Keep the pictures out of the copy and print all the entries below exactly.

Dataset records:
= = = = =

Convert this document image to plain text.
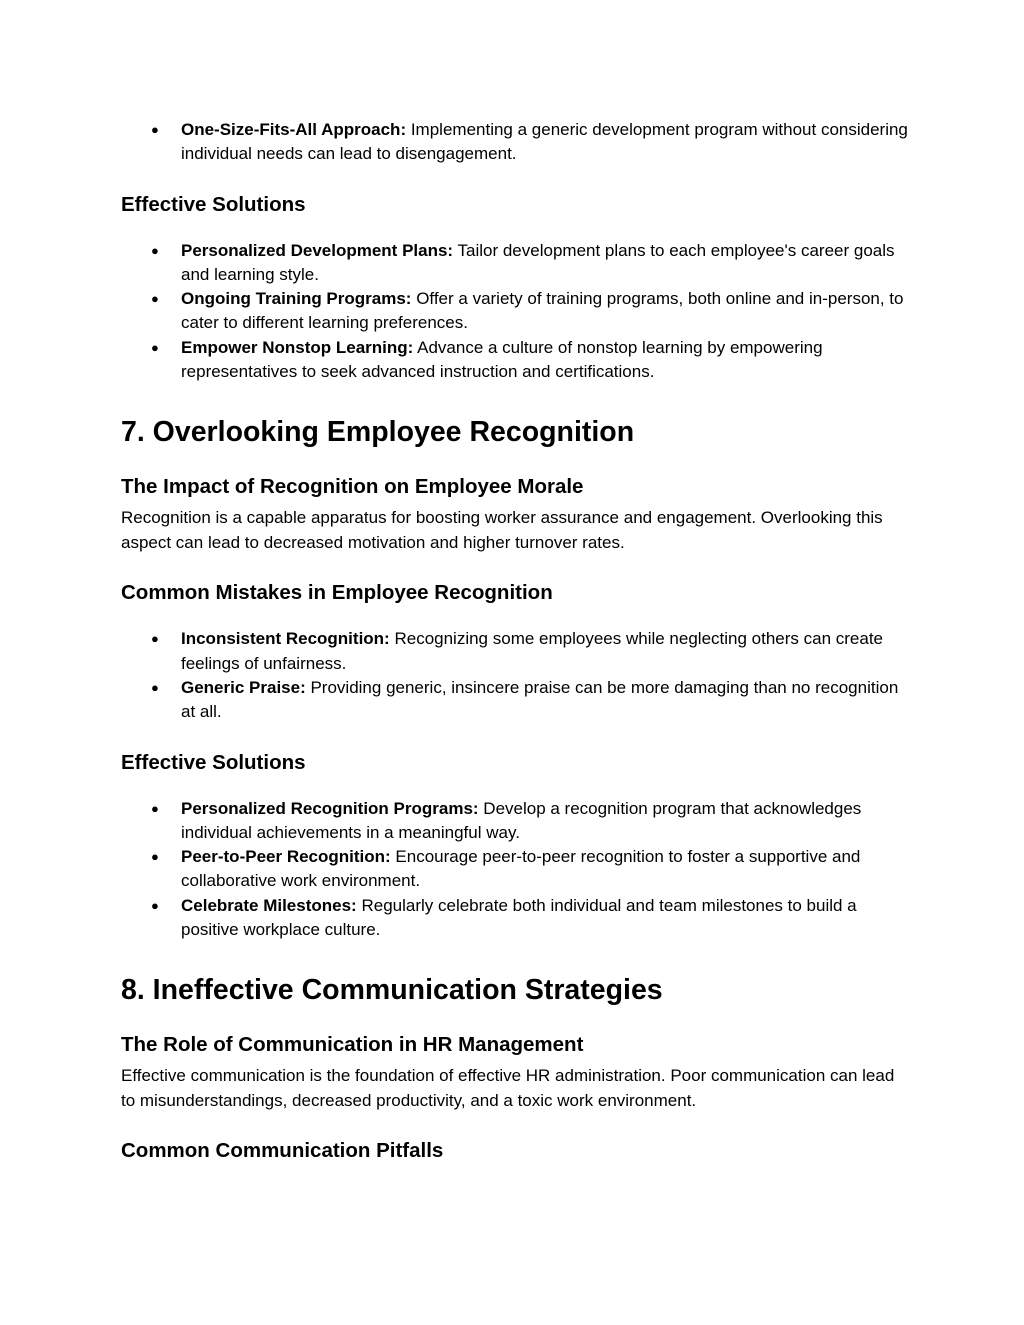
● One-Size-Fits-All Approach: Implementing a generic development program without considering individual needs can lead to disengagement.
Effective Solutions
● Personalized Development Plans: Tailor development plans to each employee's career goals and learning style.
● Ongoing Training Programs: Offer a variety of training programs, both online and in-person, to cater to different learning preferences.
● Empower Nonstop Learning: Advance a culture of nonstop learning by empowering representatives to seek advanced instruction and certifications.
7. Overlooking Employee Recognition
The Impact of Recognition on Employee Morale

Recognition is a capable apparatus for boosting worker assurance and engagement. Overlooking this aspect can lead to decreased motivation and higher turnover rates.

Common Mistakes in Employee Recognition
● Inconsistent Recognition: Recognizing some employees while neglecting others can create feelings of unfairness.
● Generic Praise: Providing generic, insincere praise can be more damaging than no recognition at all.
Effective Solutions
● Personalized Recognition Programs: Develop a recognition program that acknowledges individual achievements in a meaningful way.
● Peer-to-Peer Recognition: Encourage peer-to-peer recognition to foster a supportive and collaborative work environment.
● Celebrate Milestones: Regularly celebrate both individual and team milestones to build a positive workplace culture.
8. Ineffective Communication Strategies
The Role of Communication in HR Management

Effective communication is the foundation of effective HR administration. Poor communication can lead to misunderstandings, decreased productivity, and a toxic work environment.

Common Communication Pitfalls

= = = = =

Exercise response:
Convert this document image to plain text.
● One-Size-Fits-All Approach: Implementing a generic development program without considering individual needs can lead to disengagement.
Effective Solutions
● Personalized Development Plans: Tailor development plans to each employee's career goals and learning style.
● Ongoing Training Programs: Offer a variety of training programs, both online and in-person, to cater to different learning preferences.
● Empower Nonstop Learning: Advance a culture of nonstop learning by empowering representatives to seek advanced instruction and certifications.
7. Overlooking Employee Recognition
The Impact of Recognition on Employee Morale

Recognition is a capable apparatus for boosting worker assurance and engagement. Overlooking this aspect can lead to decreased motivation and higher turnover rates.

Common Mistakes in Employee Recognition
● Inconsistent Recognition: Recognizing some employees while neglecting others can create feelings of unfairness.
● Generic Praise: Providing generic, insincere praise can be more damaging than no recognition at all.
Effective Solutions
● Personalized Recognition Programs: Develop a recognition program that acknowledges individual achievements in a meaningful way.
● Peer-to-Peer Recognition: Encourage peer-to-peer recognition to foster a supportive and collaborative work environment.
● Celebrate Milestones: Regularly celebrate both individual and team milestones to build a positive workplace culture.
8. Ineffective Communication Strategies
The Role of Communication in HR Management

Effective communication is the foundation of effective HR administration. Poor communication can lead to misunderstandings, decreased productivity, and a toxic work environment.

Common Communication Pitfalls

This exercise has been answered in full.